◆ Instruction ◆
Would you return the complete listing below word for word?

━━ Available records

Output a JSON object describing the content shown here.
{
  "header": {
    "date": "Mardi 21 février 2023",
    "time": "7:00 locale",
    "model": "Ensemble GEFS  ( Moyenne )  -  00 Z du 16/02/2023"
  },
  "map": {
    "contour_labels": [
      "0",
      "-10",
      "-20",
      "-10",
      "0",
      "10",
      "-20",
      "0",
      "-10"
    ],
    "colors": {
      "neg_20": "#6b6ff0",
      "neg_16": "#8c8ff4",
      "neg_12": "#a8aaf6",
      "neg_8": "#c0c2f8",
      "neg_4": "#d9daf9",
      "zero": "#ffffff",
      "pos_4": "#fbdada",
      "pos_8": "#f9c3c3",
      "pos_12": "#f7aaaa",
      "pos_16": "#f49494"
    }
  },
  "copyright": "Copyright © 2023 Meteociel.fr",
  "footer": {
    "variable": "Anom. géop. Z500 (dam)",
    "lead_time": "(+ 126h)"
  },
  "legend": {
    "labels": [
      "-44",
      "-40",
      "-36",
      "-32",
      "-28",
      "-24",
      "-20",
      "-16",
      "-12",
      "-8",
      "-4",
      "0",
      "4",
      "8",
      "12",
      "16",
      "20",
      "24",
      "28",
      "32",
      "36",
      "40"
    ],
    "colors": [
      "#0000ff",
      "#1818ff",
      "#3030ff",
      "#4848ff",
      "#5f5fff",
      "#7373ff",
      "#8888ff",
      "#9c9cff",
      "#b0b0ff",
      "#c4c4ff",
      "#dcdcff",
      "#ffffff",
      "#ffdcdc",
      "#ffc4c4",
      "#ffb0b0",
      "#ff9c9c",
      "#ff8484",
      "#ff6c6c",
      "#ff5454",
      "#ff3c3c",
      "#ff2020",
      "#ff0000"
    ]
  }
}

━━━━

◆ Exercise response ◆
Output a JSON object describing the content shown here.
{
  "header": {
    "date": "Mardi 21 février 2023",
    "time": "7:00 locale",
    "model": "Ensemble GEFS  ( Moyenne )  -  00 Z du 16/02/2023"
  },
  "map": {
    "contour_labels": [
      "0",
      "-10",
      "-20",
      "-10",
      "0",
      "10",
      "-20",
      "0",
      "-10"
    ],
    "colors": {
      "neg_20": "#6b6ff0",
      "neg_16": "#8c8ff4",
      "neg_12": "#a8aaf6",
      "neg_8": "#c0c2f8",
      "neg_4": "#d9daf9",
      "zero": "#ffffff",
      "pos_4": "#fbdada",
      "pos_8": "#f9c3c3",
      "pos_12": "#f7aaaa",
      "pos_16": "#f49494"
    }
  },
  "copyright": "Copyright © 2023 Meteociel.fr",
  "footer": {
    "variable": "Anom. géop. Z500 (dam)",
    "lead_time": "(+ 126h)"
  },
  "legend": {
    "labels": [
      "-44",
      "-40",
      "-36",
      "-32",
      "-28",
      "-24",
      "-20",
      "-16",
      "-12",
      "-8",
      "-4",
      "0",
      "4",
      "8",
      "12",
      "16",
      "20",
      "24",
      "28",
      "32",
      "36",
      "40"
    ],
    "colors": [
      "#0000ff",
      "#1818ff",
      "#3030ff",
      "#4848ff",
      "#5f5fff",
      "#7373ff",
      "#8888ff",
      "#9c9cff",
      "#b0b0ff",
      "#c4c4ff",
      "#dcdcff",
      "#ffffff",
      "#ffdcdc",
      "#ffc4c4",
      "#ffb0b0",
      "#ff9c9c",
      "#ff8484",
      "#ff6c6c",
      "#ff5454",
      "#ff3c3c",
      "#ff2020",
      "#ff0000"
    ]
  }
}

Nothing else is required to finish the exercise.